*Provided data:*
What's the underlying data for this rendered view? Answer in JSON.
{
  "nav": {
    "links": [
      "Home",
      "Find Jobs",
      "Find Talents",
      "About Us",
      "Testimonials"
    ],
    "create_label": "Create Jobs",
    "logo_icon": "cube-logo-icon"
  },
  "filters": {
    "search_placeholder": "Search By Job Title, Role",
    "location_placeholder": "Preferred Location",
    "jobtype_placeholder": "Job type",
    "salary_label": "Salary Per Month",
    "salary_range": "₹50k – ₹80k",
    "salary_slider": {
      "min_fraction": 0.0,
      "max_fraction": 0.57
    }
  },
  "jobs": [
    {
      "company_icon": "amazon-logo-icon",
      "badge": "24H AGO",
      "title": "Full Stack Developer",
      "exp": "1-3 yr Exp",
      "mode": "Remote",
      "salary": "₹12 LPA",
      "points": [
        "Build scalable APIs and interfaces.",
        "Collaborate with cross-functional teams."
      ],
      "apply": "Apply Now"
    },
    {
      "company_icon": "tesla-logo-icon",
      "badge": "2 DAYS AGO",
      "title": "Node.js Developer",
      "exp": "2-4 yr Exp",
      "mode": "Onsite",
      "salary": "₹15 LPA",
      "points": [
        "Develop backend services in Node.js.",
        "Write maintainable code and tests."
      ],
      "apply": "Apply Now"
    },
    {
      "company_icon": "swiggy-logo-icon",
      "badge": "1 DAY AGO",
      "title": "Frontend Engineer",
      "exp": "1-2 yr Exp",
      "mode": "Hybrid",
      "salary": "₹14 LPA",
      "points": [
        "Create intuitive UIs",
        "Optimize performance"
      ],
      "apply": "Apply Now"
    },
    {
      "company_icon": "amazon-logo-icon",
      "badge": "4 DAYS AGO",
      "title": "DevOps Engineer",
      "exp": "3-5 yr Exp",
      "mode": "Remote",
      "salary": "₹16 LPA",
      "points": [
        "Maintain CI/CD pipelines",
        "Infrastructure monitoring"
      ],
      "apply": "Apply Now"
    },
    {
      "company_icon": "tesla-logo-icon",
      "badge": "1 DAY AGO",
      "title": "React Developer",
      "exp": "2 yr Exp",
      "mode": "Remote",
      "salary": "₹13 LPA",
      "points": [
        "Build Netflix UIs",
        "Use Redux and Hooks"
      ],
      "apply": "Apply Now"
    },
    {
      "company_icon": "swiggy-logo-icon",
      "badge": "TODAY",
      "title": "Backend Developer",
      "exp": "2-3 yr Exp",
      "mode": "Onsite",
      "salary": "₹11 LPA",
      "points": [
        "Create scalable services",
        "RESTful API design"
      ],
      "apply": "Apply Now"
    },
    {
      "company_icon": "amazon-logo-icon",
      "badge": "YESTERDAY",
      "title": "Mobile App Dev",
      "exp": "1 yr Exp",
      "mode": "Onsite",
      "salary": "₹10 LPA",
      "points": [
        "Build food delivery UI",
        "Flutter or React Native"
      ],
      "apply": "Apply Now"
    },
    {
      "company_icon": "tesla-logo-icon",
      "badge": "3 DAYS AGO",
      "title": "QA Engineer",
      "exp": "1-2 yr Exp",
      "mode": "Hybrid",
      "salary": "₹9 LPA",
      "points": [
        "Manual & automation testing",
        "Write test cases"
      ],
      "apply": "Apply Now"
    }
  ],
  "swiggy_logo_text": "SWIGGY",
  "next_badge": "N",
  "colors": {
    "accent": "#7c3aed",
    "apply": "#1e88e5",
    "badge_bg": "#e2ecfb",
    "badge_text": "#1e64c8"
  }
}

*Direction:* Your task is to reproduce the whole listing exactly.

*Task answer:*
What's the underlying data for this rendered view? Answer in JSON.
{
  "nav": {
    "links": [
      "Home",
      "Find Jobs",
      "Find Talents",
      "About Us",
      "Testimonials"
    ],
    "create_label": "Create Jobs",
    "logo_icon": "cube-logo-icon"
  },
  "filters": {
    "search_placeholder": "Search By Job Title, Role",
    "location_placeholder": "Preferred Location",
    "jobtype_placeholder": "Job type",
    "salary_label": "Salary Per Month",
    "salary_range": "₹50k – ₹80k",
    "salary_slider": {
      "min_fraction": 0.0,
      "max_fraction": 0.57
    }
  },
  "jobs": [
    {
      "company_icon": "amazon-logo-icon",
      "badge": "24H AGO",
      "title": "Full Stack Developer",
      "exp": "1-3 yr Exp",
      "mode": "Remote",
      "salary": "₹12 LPA",
      "points": [
        "Build scalable APIs and interfaces.",
        "Collaborate with cross-functional teams."
      ],
      "apply": "Apply Now"
    },
    {
      "company_icon": "tesla-logo-icon",
      "badge": "2 DAYS AGO",
      "title": "Node.js Developer",
      "exp": "2-4 yr Exp",
      "mode": "Onsite",
      "salary": "₹15 LPA",
      "points": [
        "Develop backend services in Node.js.",
        "Write maintainable code and tests."
      ],
      "apply": "Apply Now"
    },
    {
      "company_icon": "swiggy-logo-icon",
      "badge": "1 DAY AGO",
      "title": "Frontend Engineer",
      "exp": "1-2 yr Exp",
      "mode": "Hybrid",
      "salary": "₹14 LPA",
      "points": [
        "Create intuitive UIs",
        "Optimize performance"
      ],
      "apply": "Apply Now"
    },
    {
      "company_icon": "amazon-logo-icon",
      "badge": "4 DAYS AGO",
      "title": "DevOps Engineer",
      "exp": "3-5 yr Exp",
      "mode": "Remote",
      "salary": "₹16 LPA",
      "points": [
        "Maintain CI/CD pipelines",
        "Infrastructure monitoring"
      ],
      "apply": "Apply Now"
    },
    {
      "company_icon": "tesla-logo-icon",
      "badge": "1 DAY AGO",
      "title": "React Developer",
      "exp": "2 yr Exp",
      "mode": "Remote",
      "salary": "₹13 LPA",
      "points": [
        "Build Netflix UIs",
        "Use Redux and Hooks"
      ],
      "apply": "Apply Now"
    },
    {
      "company_icon": "swiggy-logo-icon",
      "badge": "TODAY",
      "title": "Backend Developer",
      "exp": "2-3 yr Exp",
      "mode": "Onsite",
      "salary": "₹11 LPA",
      "points": [
        "Create scalable services",
        "RESTful API design"
      ],
      "apply": "Apply Now"
    },
    {
      "company_icon": "amazon-logo-icon",
      "badge": "YESTERDAY",
      "title": "Mobile App Dev",
      "exp": "1 yr Exp",
      "mode": "Onsite",
      "salary": "₹10 LPA",
      "points": [
        "Build food delivery UI",
        "Flutter or React Native"
      ],
      "apply": "Apply Now"
    },
    {
      "company_icon": "tesla-logo-icon",
      "badge": "3 DAYS AGO",
      "title": "QA Engineer",
      "exp": "1-2 yr Exp",
      "mode": "Hybrid",
      "salary": "₹9 LPA",
      "points": [
        "Manual & automation testing",
        "Write test cases"
      ],
      "apply": "Apply Now"
    }
  ],
  "swiggy_logo_text": "SWIGGY",
  "next_badge": "N",
  "colors": {
    "accent": "#7c3aed",
    "apply": "#1e88e5",
    "badge_bg": "#e2ecfb",
    "badge_text": "#1e64c8"
  }
}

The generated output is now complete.